### What is asked
From the entries below, copy every line holding the word "text".

[Record set start]

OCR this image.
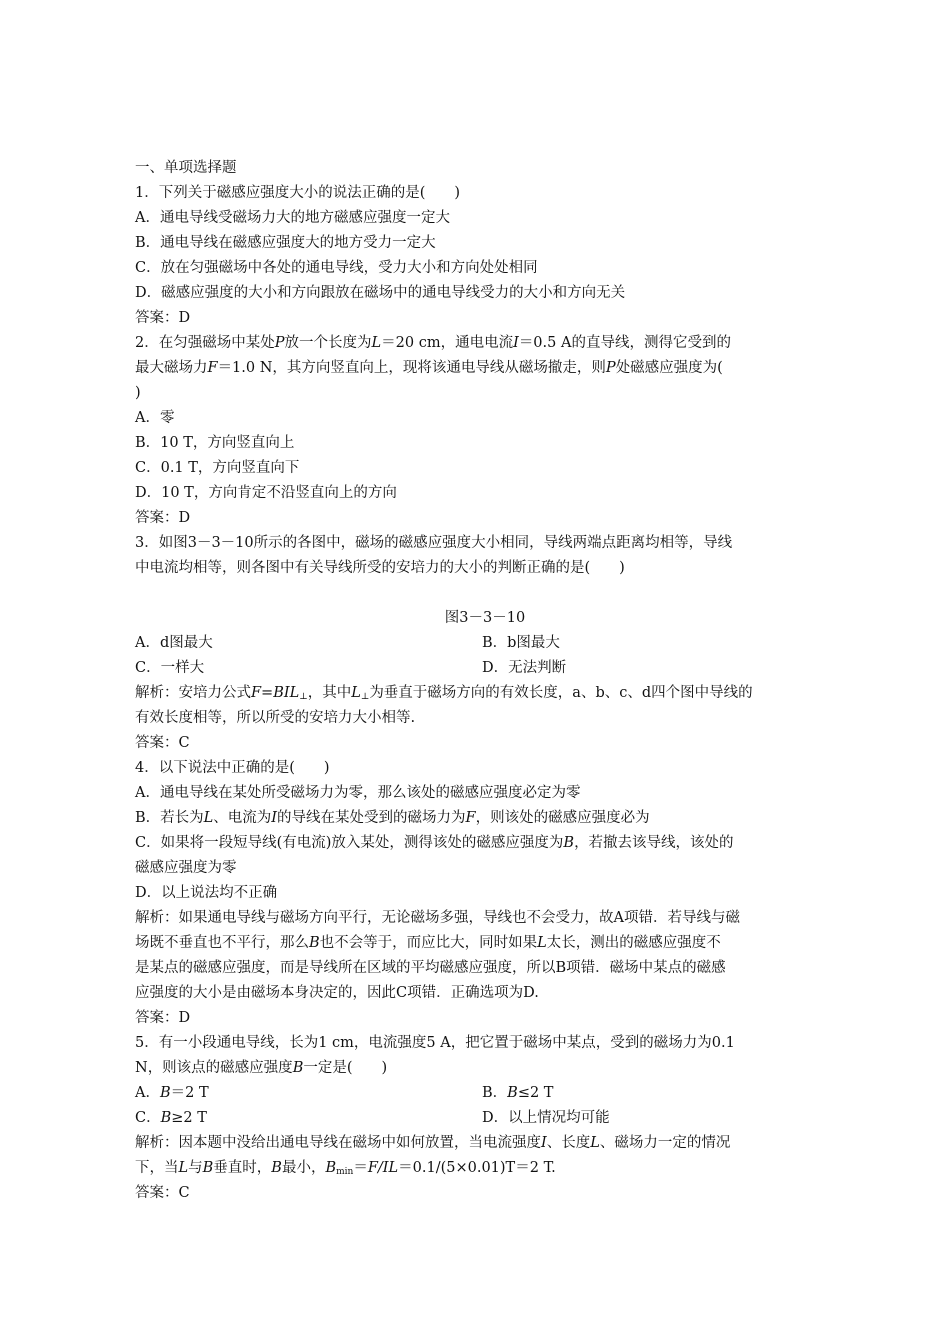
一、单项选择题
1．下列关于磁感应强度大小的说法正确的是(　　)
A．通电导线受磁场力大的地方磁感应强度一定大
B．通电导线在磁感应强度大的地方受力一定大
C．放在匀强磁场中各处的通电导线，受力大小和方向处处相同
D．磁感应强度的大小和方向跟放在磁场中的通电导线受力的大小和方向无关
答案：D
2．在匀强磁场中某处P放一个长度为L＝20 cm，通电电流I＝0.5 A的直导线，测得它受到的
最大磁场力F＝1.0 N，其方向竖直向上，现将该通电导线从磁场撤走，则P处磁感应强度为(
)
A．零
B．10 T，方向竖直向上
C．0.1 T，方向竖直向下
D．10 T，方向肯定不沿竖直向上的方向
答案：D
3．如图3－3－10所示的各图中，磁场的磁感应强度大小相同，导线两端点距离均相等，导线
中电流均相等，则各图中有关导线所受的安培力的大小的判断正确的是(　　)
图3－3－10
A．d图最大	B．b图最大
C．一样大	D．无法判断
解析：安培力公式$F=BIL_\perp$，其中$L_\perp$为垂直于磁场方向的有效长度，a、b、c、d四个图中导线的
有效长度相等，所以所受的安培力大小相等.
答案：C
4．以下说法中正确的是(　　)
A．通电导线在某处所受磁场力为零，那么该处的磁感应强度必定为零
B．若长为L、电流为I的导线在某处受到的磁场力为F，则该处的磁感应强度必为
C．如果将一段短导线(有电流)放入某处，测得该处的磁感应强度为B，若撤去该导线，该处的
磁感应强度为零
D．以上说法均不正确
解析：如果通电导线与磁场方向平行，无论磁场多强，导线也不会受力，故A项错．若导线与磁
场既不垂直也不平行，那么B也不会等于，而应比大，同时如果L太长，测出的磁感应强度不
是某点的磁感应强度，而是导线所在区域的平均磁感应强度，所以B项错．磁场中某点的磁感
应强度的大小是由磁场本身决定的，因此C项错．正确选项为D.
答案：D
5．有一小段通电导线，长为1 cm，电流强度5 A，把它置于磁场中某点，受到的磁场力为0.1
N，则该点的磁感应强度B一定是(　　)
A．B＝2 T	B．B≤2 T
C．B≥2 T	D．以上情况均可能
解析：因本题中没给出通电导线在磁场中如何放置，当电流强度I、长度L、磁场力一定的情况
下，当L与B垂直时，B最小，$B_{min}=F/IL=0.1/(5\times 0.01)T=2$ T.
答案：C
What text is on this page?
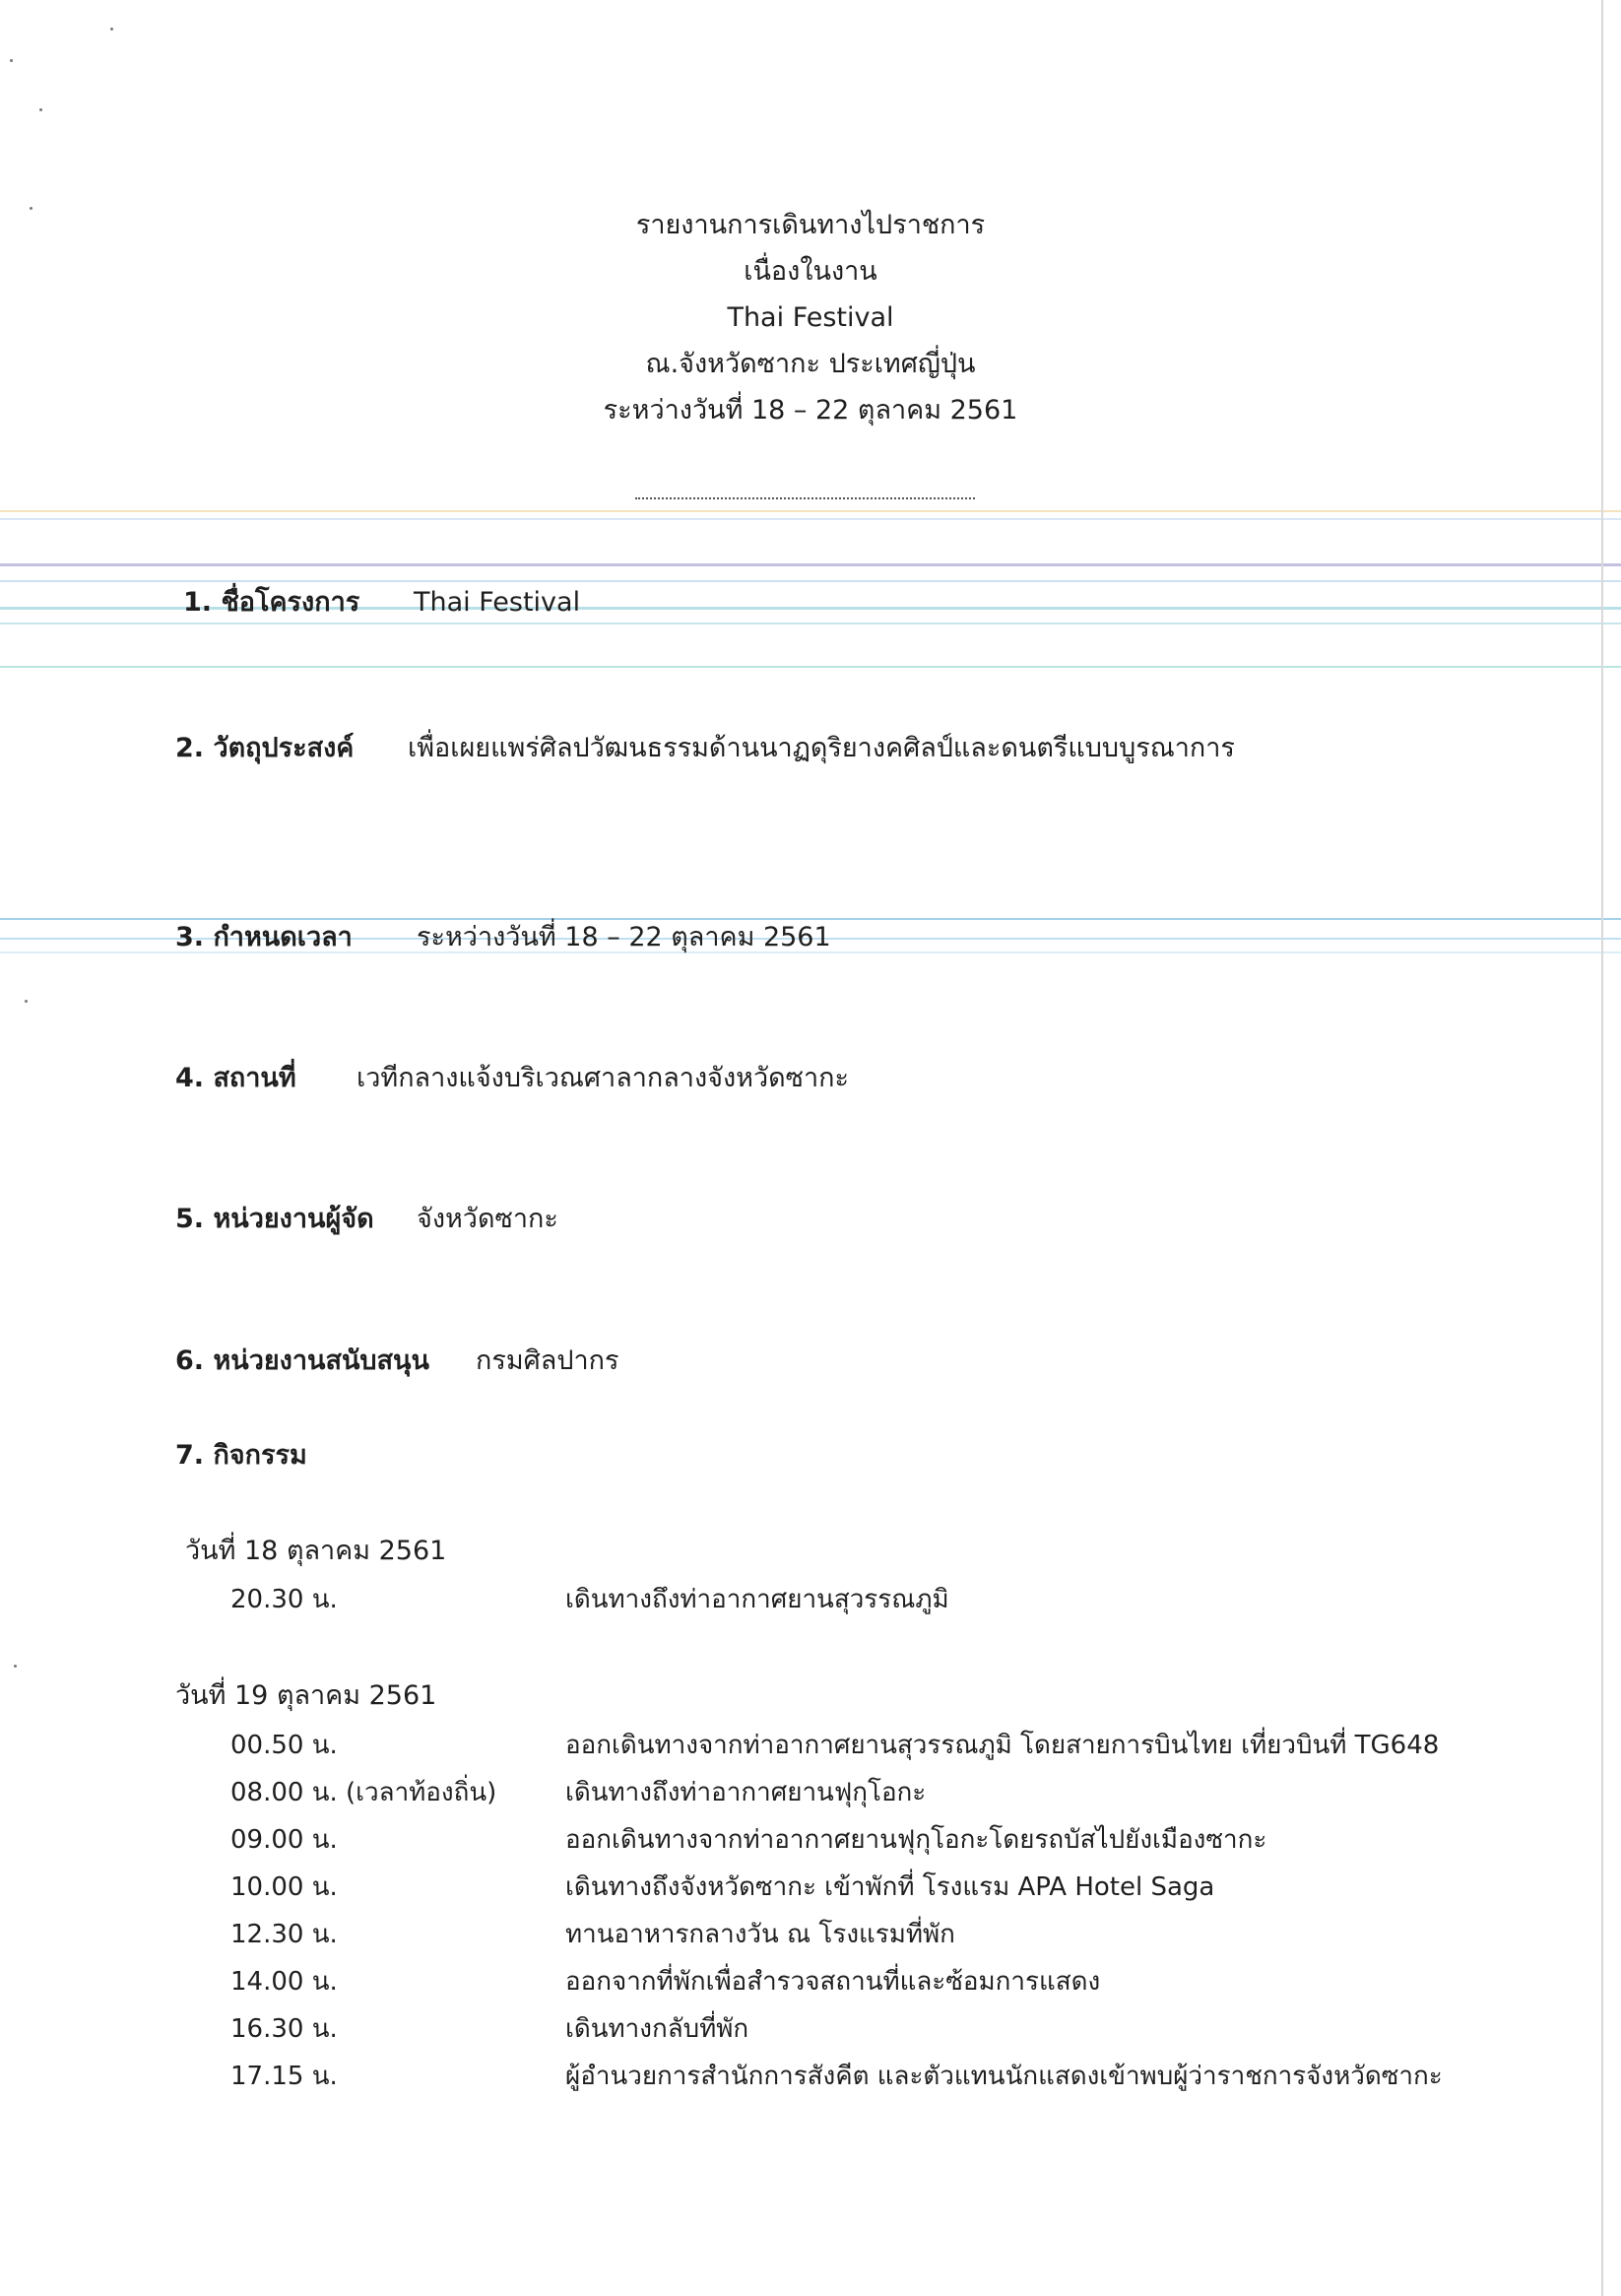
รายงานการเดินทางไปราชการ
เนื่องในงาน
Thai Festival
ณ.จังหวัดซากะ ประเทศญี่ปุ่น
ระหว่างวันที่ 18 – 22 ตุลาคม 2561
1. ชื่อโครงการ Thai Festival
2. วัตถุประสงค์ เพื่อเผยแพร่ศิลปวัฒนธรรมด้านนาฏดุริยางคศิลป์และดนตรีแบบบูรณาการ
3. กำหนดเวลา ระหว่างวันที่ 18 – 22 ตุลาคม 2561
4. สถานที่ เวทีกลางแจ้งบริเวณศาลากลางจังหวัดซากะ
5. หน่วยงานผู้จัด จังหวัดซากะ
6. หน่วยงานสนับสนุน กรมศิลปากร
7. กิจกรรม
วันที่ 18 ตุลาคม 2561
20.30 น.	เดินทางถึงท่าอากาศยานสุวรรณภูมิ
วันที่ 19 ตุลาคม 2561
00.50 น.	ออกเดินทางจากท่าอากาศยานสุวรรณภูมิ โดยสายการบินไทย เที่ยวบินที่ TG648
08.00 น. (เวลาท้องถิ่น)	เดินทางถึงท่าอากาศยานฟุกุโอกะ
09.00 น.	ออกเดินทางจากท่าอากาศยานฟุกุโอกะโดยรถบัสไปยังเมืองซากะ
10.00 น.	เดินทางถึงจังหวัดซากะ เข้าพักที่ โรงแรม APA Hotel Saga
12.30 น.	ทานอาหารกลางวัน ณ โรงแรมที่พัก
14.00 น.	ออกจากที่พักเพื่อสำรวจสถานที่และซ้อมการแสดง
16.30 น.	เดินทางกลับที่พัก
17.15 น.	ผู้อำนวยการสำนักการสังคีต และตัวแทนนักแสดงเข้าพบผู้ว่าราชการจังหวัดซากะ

[Record set end]
[Record set start]

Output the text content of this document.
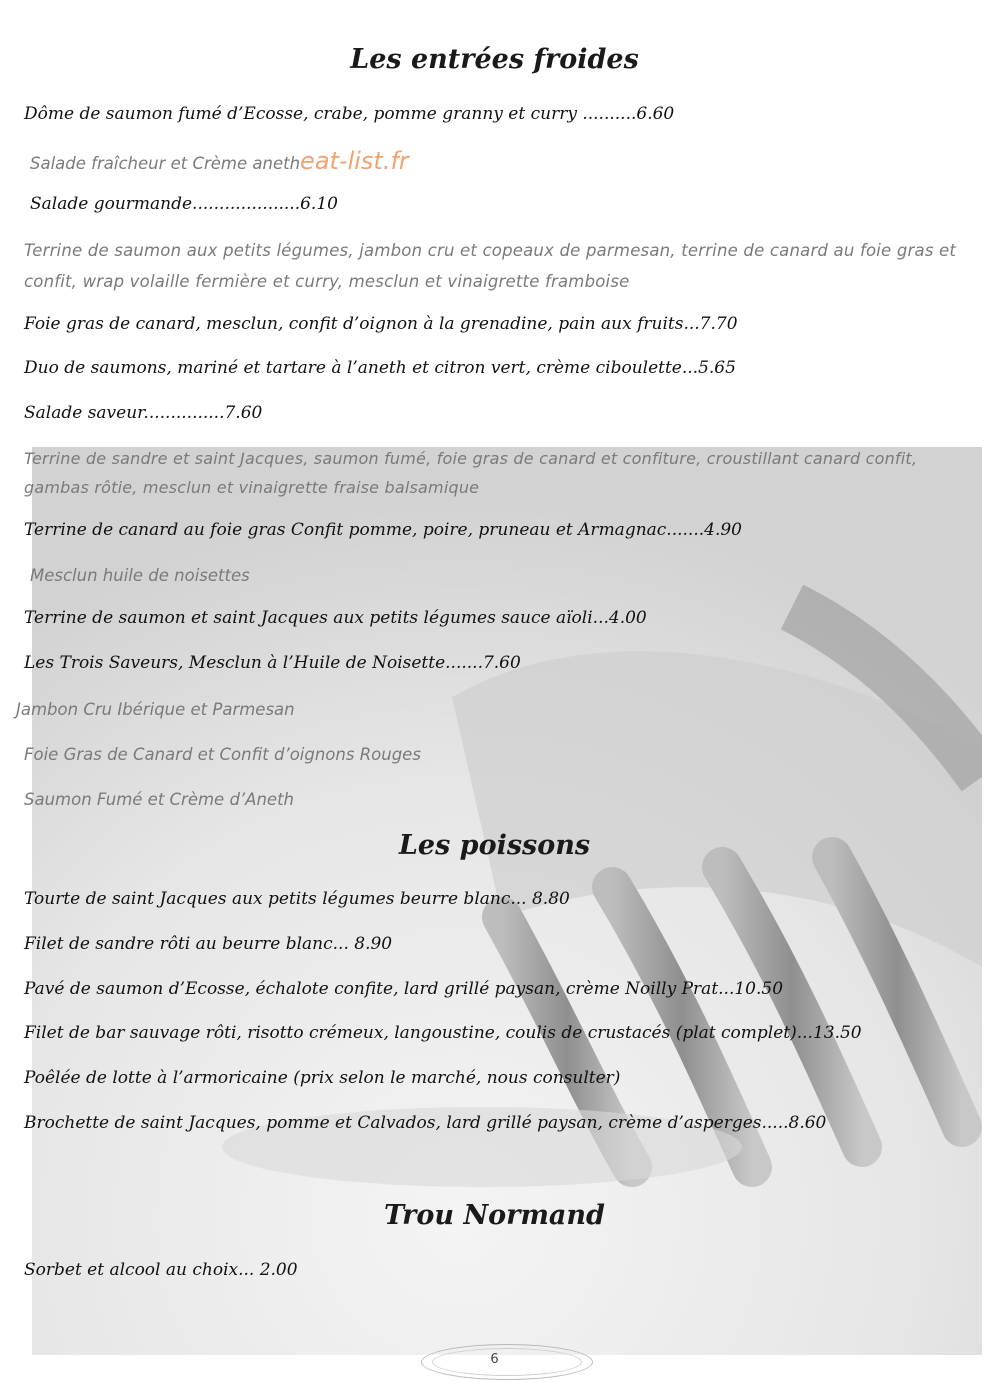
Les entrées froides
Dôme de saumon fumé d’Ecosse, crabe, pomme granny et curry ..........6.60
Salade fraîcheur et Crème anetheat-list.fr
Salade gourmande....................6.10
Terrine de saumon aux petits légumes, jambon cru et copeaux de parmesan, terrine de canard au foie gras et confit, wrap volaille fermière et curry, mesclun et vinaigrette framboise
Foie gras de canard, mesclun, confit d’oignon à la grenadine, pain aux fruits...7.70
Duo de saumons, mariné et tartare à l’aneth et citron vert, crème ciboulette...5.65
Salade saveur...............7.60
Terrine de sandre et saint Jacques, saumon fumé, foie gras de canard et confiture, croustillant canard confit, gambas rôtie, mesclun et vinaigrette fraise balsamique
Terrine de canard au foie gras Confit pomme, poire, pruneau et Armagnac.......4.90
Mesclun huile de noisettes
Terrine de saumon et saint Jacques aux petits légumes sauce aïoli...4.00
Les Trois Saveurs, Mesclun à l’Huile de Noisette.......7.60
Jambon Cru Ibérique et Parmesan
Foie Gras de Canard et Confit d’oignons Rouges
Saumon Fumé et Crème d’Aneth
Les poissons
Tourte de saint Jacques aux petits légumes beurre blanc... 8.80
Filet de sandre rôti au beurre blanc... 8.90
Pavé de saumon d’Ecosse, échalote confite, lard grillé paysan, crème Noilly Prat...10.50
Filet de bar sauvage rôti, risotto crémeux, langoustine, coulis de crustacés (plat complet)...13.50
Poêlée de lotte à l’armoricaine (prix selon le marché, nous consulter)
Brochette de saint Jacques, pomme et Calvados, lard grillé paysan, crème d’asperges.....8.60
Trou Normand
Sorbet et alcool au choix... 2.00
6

[Record set end]

### Written response
What text is on this page?
Output the text content of this document.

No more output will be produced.